Do any lines in the data below contain "Contractor"? If so, copy every one of them.

Stored data entries:
● ● ●

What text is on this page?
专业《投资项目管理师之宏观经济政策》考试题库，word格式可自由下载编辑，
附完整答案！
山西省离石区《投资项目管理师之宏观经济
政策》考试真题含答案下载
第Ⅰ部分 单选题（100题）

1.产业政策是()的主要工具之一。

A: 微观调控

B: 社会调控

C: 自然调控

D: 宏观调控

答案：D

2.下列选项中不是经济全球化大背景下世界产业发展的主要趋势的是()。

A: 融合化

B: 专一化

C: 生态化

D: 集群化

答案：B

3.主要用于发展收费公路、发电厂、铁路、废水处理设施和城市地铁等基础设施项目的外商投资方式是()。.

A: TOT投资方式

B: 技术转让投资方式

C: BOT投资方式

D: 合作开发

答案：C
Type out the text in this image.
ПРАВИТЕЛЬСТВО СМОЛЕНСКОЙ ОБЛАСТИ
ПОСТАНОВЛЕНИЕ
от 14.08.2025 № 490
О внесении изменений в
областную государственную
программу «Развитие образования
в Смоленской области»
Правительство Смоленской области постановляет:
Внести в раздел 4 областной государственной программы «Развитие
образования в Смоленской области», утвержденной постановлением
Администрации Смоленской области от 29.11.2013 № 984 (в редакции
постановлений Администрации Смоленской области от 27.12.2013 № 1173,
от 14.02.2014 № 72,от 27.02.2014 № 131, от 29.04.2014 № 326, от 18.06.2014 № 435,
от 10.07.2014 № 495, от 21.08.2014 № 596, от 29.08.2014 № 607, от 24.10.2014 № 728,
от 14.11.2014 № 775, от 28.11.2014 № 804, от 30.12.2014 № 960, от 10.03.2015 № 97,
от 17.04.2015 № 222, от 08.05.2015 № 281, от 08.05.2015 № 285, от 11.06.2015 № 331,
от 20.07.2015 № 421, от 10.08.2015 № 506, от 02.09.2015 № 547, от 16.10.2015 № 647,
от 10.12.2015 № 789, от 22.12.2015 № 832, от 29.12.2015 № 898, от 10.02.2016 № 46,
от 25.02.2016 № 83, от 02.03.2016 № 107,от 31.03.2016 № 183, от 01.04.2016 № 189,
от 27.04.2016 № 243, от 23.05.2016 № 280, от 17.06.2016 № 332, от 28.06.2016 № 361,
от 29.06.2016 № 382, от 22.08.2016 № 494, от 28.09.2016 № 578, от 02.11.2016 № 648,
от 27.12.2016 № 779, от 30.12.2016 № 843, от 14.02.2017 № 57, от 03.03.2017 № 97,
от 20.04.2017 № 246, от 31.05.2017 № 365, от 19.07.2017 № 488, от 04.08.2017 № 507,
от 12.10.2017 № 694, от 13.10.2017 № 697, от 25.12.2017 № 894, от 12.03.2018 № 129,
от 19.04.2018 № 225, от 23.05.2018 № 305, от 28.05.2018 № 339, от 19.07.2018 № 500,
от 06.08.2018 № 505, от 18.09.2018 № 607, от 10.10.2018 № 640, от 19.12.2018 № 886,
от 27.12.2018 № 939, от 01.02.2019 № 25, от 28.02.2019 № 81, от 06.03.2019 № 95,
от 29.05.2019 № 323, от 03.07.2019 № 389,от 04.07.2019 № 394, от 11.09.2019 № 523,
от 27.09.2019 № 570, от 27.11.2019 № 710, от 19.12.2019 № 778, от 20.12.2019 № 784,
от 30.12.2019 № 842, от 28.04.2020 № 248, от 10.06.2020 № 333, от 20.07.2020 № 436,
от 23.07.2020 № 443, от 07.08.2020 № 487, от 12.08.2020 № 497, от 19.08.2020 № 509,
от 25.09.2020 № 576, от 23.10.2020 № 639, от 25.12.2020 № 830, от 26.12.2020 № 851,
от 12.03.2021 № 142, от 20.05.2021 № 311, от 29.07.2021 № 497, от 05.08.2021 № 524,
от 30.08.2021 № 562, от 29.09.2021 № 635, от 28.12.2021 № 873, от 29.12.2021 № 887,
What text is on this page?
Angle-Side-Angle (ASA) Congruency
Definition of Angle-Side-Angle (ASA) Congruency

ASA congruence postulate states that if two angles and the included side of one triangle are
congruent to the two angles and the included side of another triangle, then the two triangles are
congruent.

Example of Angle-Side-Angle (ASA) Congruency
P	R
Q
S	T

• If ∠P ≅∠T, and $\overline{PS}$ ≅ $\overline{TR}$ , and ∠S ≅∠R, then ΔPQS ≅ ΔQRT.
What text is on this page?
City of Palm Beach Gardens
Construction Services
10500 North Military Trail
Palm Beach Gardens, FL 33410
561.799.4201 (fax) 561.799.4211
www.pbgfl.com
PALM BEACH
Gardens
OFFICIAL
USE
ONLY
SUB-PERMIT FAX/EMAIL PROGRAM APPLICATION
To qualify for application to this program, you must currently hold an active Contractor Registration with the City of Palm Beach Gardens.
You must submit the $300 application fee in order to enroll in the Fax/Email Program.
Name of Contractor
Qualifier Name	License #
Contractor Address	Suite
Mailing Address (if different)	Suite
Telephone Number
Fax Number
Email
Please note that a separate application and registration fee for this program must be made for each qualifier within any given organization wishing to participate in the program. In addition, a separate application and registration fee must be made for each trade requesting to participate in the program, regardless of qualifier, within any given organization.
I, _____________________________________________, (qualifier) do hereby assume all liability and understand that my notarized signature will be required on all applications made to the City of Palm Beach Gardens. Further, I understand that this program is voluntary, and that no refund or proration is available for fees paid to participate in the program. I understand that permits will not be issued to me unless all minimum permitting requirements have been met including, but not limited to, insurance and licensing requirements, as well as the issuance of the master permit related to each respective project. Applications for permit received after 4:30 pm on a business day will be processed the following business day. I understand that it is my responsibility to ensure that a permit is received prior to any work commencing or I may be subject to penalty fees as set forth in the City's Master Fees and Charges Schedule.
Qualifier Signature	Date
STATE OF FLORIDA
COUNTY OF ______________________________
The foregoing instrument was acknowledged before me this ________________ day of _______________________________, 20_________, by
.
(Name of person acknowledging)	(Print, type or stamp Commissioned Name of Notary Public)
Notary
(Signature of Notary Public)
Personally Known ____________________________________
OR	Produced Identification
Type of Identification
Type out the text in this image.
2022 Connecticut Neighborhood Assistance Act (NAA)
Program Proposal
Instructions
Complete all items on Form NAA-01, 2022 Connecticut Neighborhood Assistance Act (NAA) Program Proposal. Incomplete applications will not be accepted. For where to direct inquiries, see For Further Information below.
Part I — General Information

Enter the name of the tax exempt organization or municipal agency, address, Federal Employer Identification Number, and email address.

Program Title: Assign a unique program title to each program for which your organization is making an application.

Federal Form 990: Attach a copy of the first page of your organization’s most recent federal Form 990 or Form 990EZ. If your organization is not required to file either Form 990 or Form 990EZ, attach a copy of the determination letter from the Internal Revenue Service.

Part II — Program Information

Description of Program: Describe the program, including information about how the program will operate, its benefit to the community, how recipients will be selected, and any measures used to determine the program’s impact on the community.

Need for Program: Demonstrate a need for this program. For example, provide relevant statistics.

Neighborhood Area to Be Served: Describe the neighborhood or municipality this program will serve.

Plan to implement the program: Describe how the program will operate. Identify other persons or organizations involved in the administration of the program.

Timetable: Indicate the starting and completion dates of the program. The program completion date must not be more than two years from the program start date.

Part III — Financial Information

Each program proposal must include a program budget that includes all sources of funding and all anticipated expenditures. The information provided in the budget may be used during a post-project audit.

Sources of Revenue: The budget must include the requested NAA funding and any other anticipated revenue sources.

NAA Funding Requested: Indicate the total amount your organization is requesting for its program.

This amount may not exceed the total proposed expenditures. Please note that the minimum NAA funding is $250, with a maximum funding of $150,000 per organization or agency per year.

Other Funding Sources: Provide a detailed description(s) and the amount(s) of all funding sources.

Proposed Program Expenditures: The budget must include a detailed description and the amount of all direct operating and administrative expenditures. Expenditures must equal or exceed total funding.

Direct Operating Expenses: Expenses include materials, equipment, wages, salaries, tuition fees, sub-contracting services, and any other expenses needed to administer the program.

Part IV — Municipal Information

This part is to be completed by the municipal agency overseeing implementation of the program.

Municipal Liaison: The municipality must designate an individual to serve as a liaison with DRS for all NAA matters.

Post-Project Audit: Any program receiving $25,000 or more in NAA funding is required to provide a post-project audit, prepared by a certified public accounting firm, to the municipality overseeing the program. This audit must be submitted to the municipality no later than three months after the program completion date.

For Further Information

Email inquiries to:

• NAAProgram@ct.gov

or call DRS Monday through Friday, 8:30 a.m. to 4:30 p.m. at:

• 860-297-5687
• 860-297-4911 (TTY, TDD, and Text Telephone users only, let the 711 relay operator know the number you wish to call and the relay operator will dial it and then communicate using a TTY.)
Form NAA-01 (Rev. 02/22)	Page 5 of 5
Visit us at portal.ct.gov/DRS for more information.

● ● ●

= Worked answer =
To qualify for application to this program, you must currently hold an active Contractor Registration with the City of Palm Beach Gardens.
Name of Contractor
Contractor Address	Suite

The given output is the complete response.